Task requirements. Which lines hold the word "caption"? Copy each of them.

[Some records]
--- Start ---

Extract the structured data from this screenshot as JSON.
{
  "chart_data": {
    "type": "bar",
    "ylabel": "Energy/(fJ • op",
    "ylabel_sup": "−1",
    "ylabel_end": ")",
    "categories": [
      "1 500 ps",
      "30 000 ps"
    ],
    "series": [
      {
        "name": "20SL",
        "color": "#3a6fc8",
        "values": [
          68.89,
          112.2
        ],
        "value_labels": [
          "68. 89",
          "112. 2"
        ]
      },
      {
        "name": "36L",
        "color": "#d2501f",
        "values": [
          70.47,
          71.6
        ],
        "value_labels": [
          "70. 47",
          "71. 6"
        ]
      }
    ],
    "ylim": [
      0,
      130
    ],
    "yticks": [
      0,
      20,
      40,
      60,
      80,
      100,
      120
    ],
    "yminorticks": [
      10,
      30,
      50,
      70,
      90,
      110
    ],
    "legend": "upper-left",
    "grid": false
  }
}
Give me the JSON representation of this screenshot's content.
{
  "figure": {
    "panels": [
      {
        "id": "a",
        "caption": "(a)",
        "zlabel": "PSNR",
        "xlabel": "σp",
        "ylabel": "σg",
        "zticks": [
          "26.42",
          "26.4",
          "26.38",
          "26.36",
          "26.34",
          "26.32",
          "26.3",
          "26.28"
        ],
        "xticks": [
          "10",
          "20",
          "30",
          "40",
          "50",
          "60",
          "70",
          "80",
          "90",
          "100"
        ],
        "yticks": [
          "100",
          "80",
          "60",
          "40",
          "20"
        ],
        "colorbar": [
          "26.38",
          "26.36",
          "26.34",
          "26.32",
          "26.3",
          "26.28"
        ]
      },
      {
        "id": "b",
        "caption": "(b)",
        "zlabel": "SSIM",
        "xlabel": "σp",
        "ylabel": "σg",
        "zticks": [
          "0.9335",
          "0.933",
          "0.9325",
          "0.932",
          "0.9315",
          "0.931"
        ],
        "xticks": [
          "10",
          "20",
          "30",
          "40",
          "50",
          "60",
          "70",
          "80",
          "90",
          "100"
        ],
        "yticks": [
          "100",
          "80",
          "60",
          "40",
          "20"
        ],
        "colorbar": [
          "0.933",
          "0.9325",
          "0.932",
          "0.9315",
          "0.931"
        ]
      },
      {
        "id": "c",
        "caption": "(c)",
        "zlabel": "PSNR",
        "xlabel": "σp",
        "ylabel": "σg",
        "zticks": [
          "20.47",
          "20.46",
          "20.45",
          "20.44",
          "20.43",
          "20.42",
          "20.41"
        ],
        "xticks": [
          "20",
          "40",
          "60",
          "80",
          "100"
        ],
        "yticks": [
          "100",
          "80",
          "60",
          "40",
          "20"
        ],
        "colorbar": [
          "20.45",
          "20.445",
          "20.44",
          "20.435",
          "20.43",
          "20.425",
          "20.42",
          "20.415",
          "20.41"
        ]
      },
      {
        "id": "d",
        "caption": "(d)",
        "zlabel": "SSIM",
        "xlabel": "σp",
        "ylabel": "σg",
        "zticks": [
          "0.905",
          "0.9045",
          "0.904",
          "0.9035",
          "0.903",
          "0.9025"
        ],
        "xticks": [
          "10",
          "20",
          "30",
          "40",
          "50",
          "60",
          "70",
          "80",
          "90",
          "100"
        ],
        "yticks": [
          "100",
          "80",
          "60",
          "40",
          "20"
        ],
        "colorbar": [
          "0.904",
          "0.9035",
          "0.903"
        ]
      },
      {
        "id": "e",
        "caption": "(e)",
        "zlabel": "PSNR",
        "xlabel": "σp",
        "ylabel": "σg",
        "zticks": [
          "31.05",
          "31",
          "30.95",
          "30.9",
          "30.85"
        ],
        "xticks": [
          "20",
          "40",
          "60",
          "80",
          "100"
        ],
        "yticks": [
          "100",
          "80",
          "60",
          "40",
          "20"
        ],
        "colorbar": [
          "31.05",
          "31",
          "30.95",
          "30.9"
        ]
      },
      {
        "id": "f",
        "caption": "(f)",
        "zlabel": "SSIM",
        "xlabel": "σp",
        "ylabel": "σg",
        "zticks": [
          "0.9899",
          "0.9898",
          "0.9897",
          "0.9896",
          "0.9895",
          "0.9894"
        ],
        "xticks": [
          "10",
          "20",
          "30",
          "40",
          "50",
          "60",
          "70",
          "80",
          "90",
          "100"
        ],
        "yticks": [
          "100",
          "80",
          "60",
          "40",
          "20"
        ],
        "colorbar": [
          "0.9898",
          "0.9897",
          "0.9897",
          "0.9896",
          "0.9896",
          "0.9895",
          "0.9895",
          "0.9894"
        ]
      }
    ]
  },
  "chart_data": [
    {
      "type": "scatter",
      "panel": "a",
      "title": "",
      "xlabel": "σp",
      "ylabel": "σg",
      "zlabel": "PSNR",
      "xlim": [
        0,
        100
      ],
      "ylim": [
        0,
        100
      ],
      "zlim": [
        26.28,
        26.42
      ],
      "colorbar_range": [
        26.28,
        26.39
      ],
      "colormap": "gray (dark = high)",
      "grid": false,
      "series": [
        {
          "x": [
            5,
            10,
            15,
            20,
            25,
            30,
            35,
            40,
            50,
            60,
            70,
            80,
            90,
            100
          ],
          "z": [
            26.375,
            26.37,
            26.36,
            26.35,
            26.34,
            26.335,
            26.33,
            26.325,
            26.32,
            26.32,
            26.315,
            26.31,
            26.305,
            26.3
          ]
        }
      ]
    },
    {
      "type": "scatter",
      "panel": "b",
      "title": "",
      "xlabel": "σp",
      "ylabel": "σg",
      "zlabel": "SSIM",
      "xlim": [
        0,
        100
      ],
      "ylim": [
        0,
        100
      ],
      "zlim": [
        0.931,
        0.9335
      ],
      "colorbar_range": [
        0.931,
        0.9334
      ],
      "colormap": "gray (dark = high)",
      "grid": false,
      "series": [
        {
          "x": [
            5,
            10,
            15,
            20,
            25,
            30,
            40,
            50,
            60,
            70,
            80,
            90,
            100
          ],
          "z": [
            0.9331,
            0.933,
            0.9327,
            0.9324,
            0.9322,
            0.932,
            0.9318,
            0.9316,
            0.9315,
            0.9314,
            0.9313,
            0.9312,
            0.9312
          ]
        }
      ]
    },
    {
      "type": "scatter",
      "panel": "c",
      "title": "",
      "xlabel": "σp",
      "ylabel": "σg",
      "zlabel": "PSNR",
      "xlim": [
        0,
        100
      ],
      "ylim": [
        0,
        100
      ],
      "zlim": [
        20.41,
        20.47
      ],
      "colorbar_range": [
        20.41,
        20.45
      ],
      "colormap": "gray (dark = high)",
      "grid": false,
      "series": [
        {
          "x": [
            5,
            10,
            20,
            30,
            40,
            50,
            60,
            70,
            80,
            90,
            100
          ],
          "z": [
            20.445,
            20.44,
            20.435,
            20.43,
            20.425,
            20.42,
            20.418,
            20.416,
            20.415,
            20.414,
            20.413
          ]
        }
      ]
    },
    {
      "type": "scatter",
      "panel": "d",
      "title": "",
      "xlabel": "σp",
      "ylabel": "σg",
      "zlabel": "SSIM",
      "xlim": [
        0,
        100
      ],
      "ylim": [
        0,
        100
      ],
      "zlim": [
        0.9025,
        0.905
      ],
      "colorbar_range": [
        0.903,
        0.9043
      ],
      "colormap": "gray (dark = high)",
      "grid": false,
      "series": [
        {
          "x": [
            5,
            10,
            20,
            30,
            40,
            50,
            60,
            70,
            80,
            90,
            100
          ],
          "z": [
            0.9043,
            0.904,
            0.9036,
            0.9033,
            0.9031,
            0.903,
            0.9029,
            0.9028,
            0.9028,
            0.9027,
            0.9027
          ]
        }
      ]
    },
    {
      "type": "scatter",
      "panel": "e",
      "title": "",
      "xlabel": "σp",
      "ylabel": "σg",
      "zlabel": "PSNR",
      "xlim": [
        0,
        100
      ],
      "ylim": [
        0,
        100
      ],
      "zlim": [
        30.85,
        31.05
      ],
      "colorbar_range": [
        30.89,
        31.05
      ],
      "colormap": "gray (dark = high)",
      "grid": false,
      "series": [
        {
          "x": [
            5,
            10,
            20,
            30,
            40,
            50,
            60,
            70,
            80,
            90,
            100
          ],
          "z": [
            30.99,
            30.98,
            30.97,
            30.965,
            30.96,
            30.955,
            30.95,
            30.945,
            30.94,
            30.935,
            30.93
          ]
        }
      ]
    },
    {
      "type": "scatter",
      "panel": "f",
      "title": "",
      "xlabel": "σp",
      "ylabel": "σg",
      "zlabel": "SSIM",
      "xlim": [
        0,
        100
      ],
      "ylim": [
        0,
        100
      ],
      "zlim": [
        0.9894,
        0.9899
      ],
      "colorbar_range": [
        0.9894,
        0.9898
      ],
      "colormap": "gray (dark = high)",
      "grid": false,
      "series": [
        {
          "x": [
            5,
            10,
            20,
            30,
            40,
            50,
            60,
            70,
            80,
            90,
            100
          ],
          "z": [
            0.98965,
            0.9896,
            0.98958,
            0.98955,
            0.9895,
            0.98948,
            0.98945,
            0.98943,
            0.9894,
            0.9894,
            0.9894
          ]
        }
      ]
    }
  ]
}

--- End ---

Result of this exercise.
        "caption": "(a)",
        "caption": "(b)",
        "caption": "(c)",
        "caption": "(d)",
        "caption": "(e)",
        "caption": "(f)",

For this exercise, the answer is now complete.